__SOURCE MATERIAL__:
<<<<

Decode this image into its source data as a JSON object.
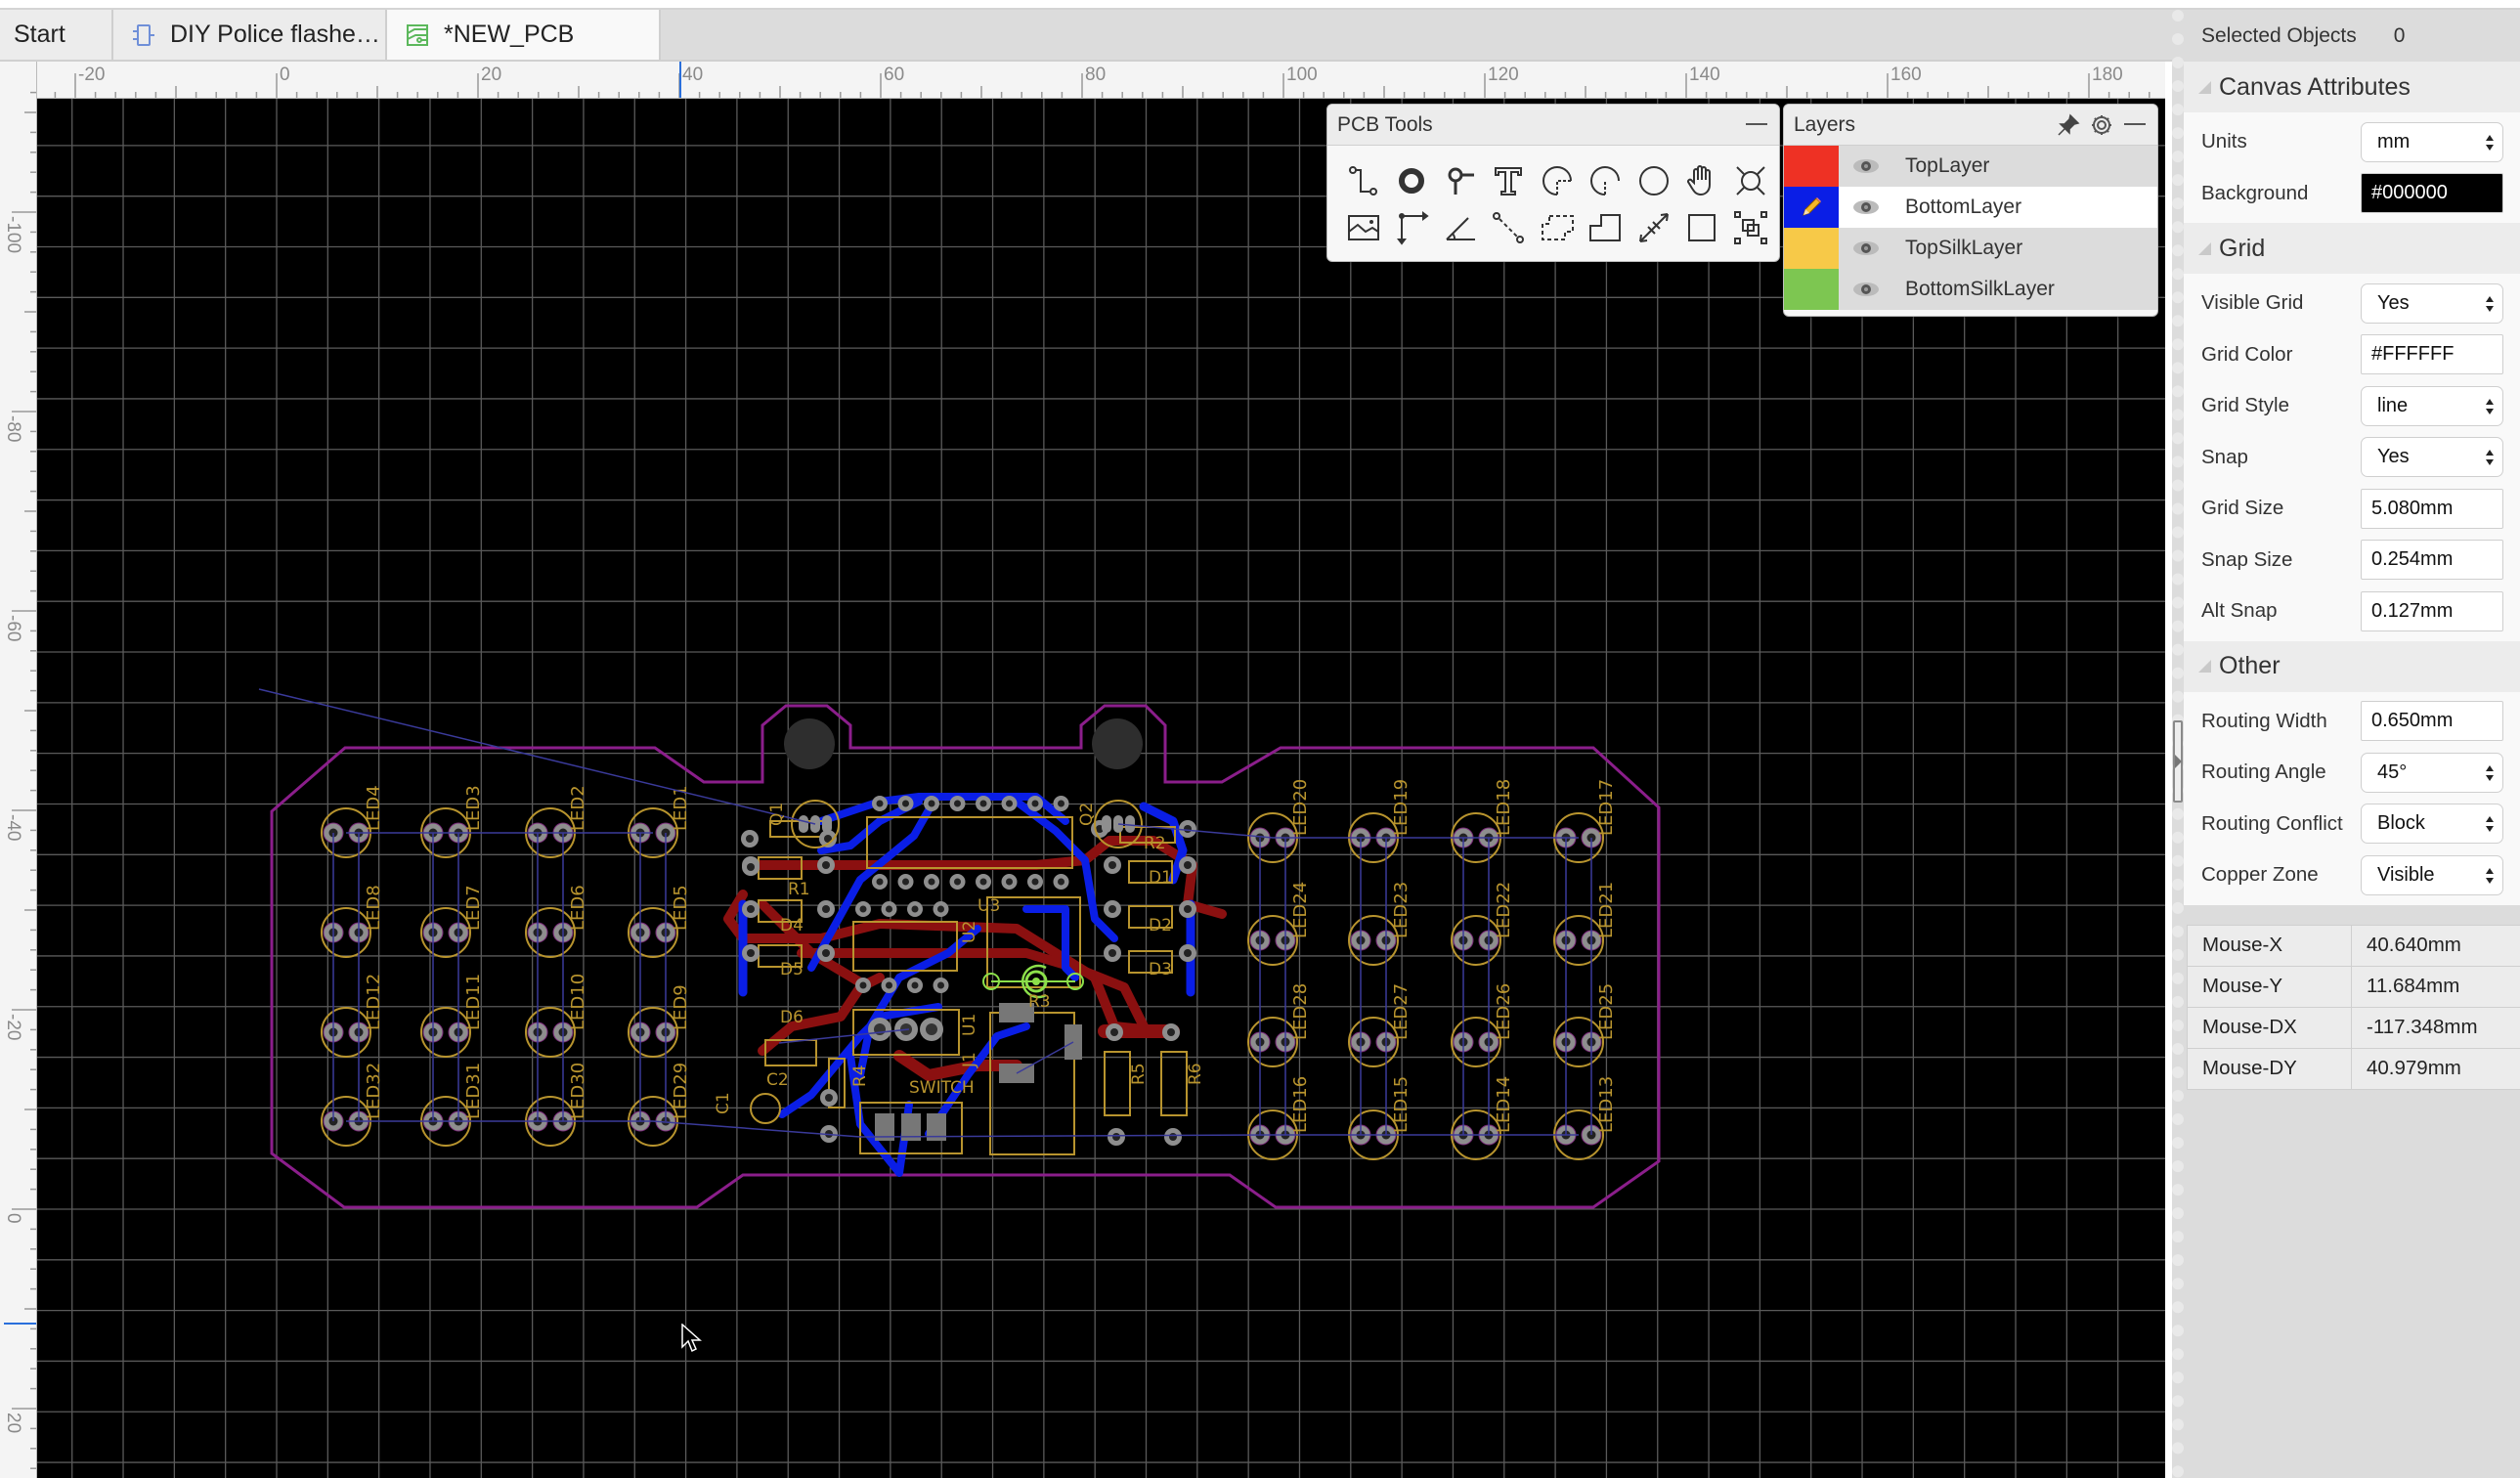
{
  "tabs": [
    {
      "label": "Start",
      "icon": "none",
      "active": false
    },
    {
      "label": "DIY Police flashe…",
      "icon": "schematic-icon",
      "active": false
    },
    {
      "label": "*NEW_PCB",
      "icon": "pcb-icon",
      "active": true
    }
  ],
  "rulers": {
    "horizontal_labels": [
      "-20",
      "0",
      "20",
      "40",
      "60",
      "80",
      "100",
      "120",
      "140",
      "160",
      "180"
    ],
    "vertical_labels": [
      "-100",
      "-80",
      "-60",
      "-40",
      "-20",
      "0",
      "20"
    ]
  },
  "pcb_tools": {
    "title": "PCB Tools",
    "tools": [
      {
        "name": "track",
        "icon": "track-icon"
      },
      {
        "name": "pad",
        "icon": "pad-icon"
      },
      {
        "name": "via",
        "icon": "via-icon"
      },
      {
        "name": "text",
        "icon": "text-icon"
      },
      {
        "name": "arc-center",
        "icon": "arc-center-icon"
      },
      {
        "name": "arc",
        "icon": "arc-icon"
      },
      {
        "name": "circle",
        "icon": "circle-icon"
      },
      {
        "name": "pan",
        "icon": "hand-icon"
      },
      {
        "name": "hole",
        "icon": "hole-icon"
      },
      {
        "name": "image",
        "icon": "image-icon"
      },
      {
        "name": "canvas-origin",
        "icon": "canvas-origin-icon"
      },
      {
        "name": "protractor",
        "icon": "protractor-icon"
      },
      {
        "name": "connect-pad",
        "icon": "connect-pad-icon"
      },
      {
        "name": "copper-area",
        "icon": "copper-area-icon"
      },
      {
        "name": "solid-region",
        "icon": "solid-region-icon"
      },
      {
        "name": "dimension",
        "icon": "dimension-icon"
      },
      {
        "name": "rectangle",
        "icon": "rectangle-icon"
      },
      {
        "name": "group",
        "icon": "group-icon"
      }
    ]
  },
  "layers": {
    "title": "Layers",
    "items": [
      {
        "name": "TopLayer",
        "color": "#EE3124",
        "active": false,
        "visible": true
      },
      {
        "name": "BottomLayer",
        "color": "#0A1EE6",
        "active": true,
        "visible": true
      },
      {
        "name": "TopSilkLayer",
        "color": "#F7C948",
        "active": false,
        "visible": true
      },
      {
        "name": "BottomSilkLayer",
        "color": "#7DC651",
        "active": false,
        "visible": true
      }
    ]
  },
  "properties": {
    "selected_label": "Selected Objects",
    "selected_count": "0",
    "canvas_section": "Canvas Attributes",
    "units_label": "Units",
    "units_value": "mm",
    "background_label": "Background",
    "background_value": "#000000",
    "grid_section": "Grid",
    "visible_grid_label": "Visible Grid",
    "visible_grid_value": "Yes",
    "grid_color_label": "Grid Color",
    "grid_color_value": "#FFFFFF",
    "grid_style_label": "Grid Style",
    "grid_style_value": "line",
    "snap_label": "Snap",
    "snap_value": "Yes",
    "grid_size_label": "Grid Size",
    "grid_size_value": "5.080mm",
    "snap_size_label": "Snap Size",
    "snap_size_value": "0.254mm",
    "alt_snap_label": "Alt Snap",
    "alt_snap_value": "0.127mm",
    "other_section": "Other",
    "routing_width_label": "Routing Width",
    "routing_width_value": "0.650mm",
    "routing_angle_label": "Routing Angle",
    "routing_angle_value": "45°",
    "routing_conflict_label": "Routing Conflict",
    "routing_conflict_value": "Block",
    "copper_zone_label": "Copper Zone",
    "copper_zone_value": "Visible"
  },
  "mouse": [
    {
      "label": "Mouse-X",
      "value": "40.640mm"
    },
    {
      "label": "Mouse-Y",
      "value": "11.684mm"
    },
    {
      "label": "Mouse-DX",
      "value": "-117.348mm"
    },
    {
      "label": "Mouse-DY",
      "value": "40.979mm"
    }
  ],
  "pcb": {
    "colors": {
      "outline": "#8B1E8B",
      "silk": "#B8942E",
      "top": "#8B1010",
      "bottom": "#0A1EE6",
      "ratline": "#3A3A9A",
      "pad": "#8E8E8E",
      "selected": "#8CE04A",
      "grid": "#5A5A5A"
    },
    "leds_left": [
      [
        "LED4",
        "LED3",
        "LED2",
        "LED1"
      ],
      [
        "LED8",
        "LED7",
        "LED6",
        "LED5"
      ],
      [
        "LED12",
        "LED11",
        "LED10",
        "LED9"
      ],
      [
        "LED32",
        "LED31",
        "LED30",
        "LED29"
      ]
    ],
    "leds_right": [
      [
        "LED20",
        "LED19",
        "LED18",
        "LED17"
      ],
      [
        "LED24",
        "LED23",
        "LED22",
        "LED21"
      ],
      [
        "LED28",
        "LED27",
        "LED26",
        "LED25"
      ],
      [
        "LED16",
        "LED15",
        "LED14",
        "LED13"
      ]
    ],
    "component_labels": {
      "Q1": "Q1",
      "Q2": "Q2",
      "R1": "R1",
      "R2": "R2",
      "R3": "R3",
      "R4": "R4",
      "R5": "R5",
      "R6": "R6",
      "D1": "D1",
      "D2": "D2",
      "D3": "D3",
      "D4": "D4",
      "D5": "D5",
      "D6": "D6",
      "U1": "U1",
      "U2": "U2",
      "U3": "U3",
      "J1": "J1",
      "C1": "C1",
      "C2": "C2",
      "SWITCH": "SWITCH"
    }
  }
}
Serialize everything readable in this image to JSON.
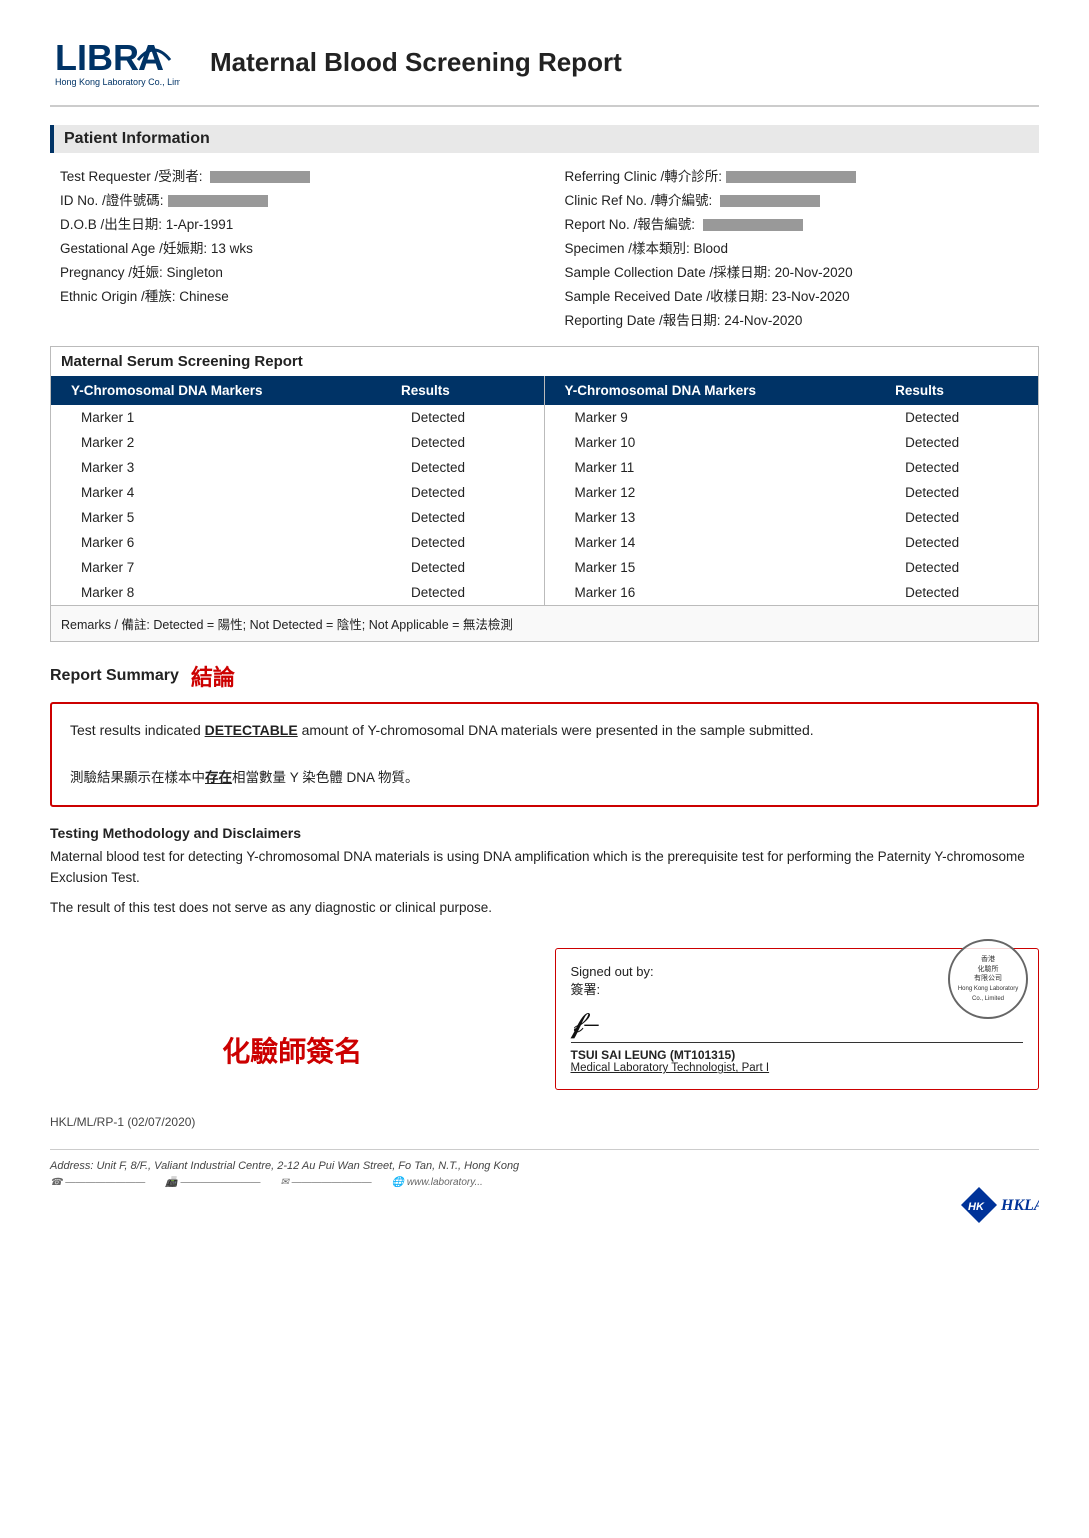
{
  "header": {
    "logo_company": "Hong Kong Laboratory Co., Limited",
    "report_title": "Maternal Blood Screening Report"
  },
  "patient_info": {
    "section_title": "Patient Information",
    "left": [
      {
        "label": "Test Requester /受測者:",
        "value": "REDACTED"
      },
      {
        "label": "ID No. /證件號碼:",
        "value": "REDACTED"
      },
      {
        "label": "D.O.B /出生日期:",
        "value": "1-Apr-1991"
      },
      {
        "label": "Gestational Age /妊娠期:",
        "value": "13 wks"
      },
      {
        "label": "Pregnancy /妊娠:",
        "value": "Singleton"
      },
      {
        "label": "Ethnic Origin /種族:",
        "value": "Chinese"
      }
    ],
    "right": [
      {
        "label": "Referring Clinic /轉介診所:",
        "value": "REDACTED"
      },
      {
        "label": "Clinic Ref No. /轉介編號:",
        "value": "REDACTED"
      },
      {
        "label": "Report No. /報告編號:",
        "value": "REDACTED"
      },
      {
        "label": "Specimen /樣本類別:",
        "value": "Blood"
      },
      {
        "label": "Sample Collection Date /採樣日期:",
        "value": "20-Nov-2020"
      },
      {
        "label": "Sample Received Date /收樣日期:",
        "value": "23-Nov-2020"
      },
      {
        "label": "Reporting Date /報告日期:",
        "value": "24-Nov-2020"
      }
    ]
  },
  "maternal_section": {
    "section_title": "Maternal Serum Screening Report",
    "table_header_marker": "Y-Chromosomal DNA Markers",
    "table_header_results": "Results",
    "left_markers": [
      {
        "name": "Marker 1",
        "result": "Detected"
      },
      {
        "name": "Marker 2",
        "result": "Detected"
      },
      {
        "name": "Marker 3",
        "result": "Detected"
      },
      {
        "name": "Marker 4",
        "result": "Detected"
      },
      {
        "name": "Marker 5",
        "result": "Detected"
      },
      {
        "name": "Marker 6",
        "result": "Detected"
      },
      {
        "name": "Marker 7",
        "result": "Detected"
      },
      {
        "name": "Marker 8",
        "result": "Detected"
      }
    ],
    "right_markers": [
      {
        "name": "Marker 9",
        "result": "Detected"
      },
      {
        "name": "Marker 10",
        "result": "Detected"
      },
      {
        "name": "Marker 11",
        "result": "Detected"
      },
      {
        "name": "Marker 12",
        "result": "Detected"
      },
      {
        "name": "Marker 13",
        "result": "Detected"
      },
      {
        "name": "Marker 14",
        "result": "Detected"
      },
      {
        "name": "Marker 15",
        "result": "Detected"
      },
      {
        "name": "Marker 16",
        "result": "Detected"
      }
    ],
    "remarks": "Remarks /  備註: Detected = 陽性; Not Detected = 陰性; Not Applicable = 無法檢測"
  },
  "report_summary": {
    "section_title": "Report Summary",
    "section_title_chinese": "結論",
    "summary_en": "Test results indicated DETECTABLE amount of Y-chromosomal DNA materials were presented in the sample submitted.",
    "summary_zh": "測驗結果顯示在樣本中存在相當數量 Y 染色體 DNA 物質。"
  },
  "methodology": {
    "title": "Testing Methodology and Disclaimers",
    "text1": "Maternal blood test for detecting Y-chromosomal DNA materials is using DNA amplification which is the prerequisite test for performing the Paternity Y-chromosome Exclusion Test.",
    "text2": "The result of this test does not serve as any diagnostic or clinical purpose."
  },
  "signature": {
    "signatory_left_zh": "化驗師簽名",
    "signed_out_by": "Signed out by:",
    "signed_out_by_zh": "簽署:",
    "name": "TSUI SAI LEUNG (MT101315)",
    "title": "Medical Laboratory Technologist, Part I"
  },
  "footer": {
    "code": "HKL/ML/RP-1 (02/07/2020)",
    "address": "Address: Unit F, 8/F., Valiant Industrial Centre, 2-12 Au Pui Wan Street, Fo Tan, N.T., Hong Kong",
    "contacts": [
      "",
      "",
      "",
      ""
    ]
  }
}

>>>>

__REQUIREMENTS__: Reproduce each line of the material containing the word "JSON".

__PROBLEM SOLUTION__:
Decode this image into its source data as a JSON object.
Serialize everything readable in this image to JSON.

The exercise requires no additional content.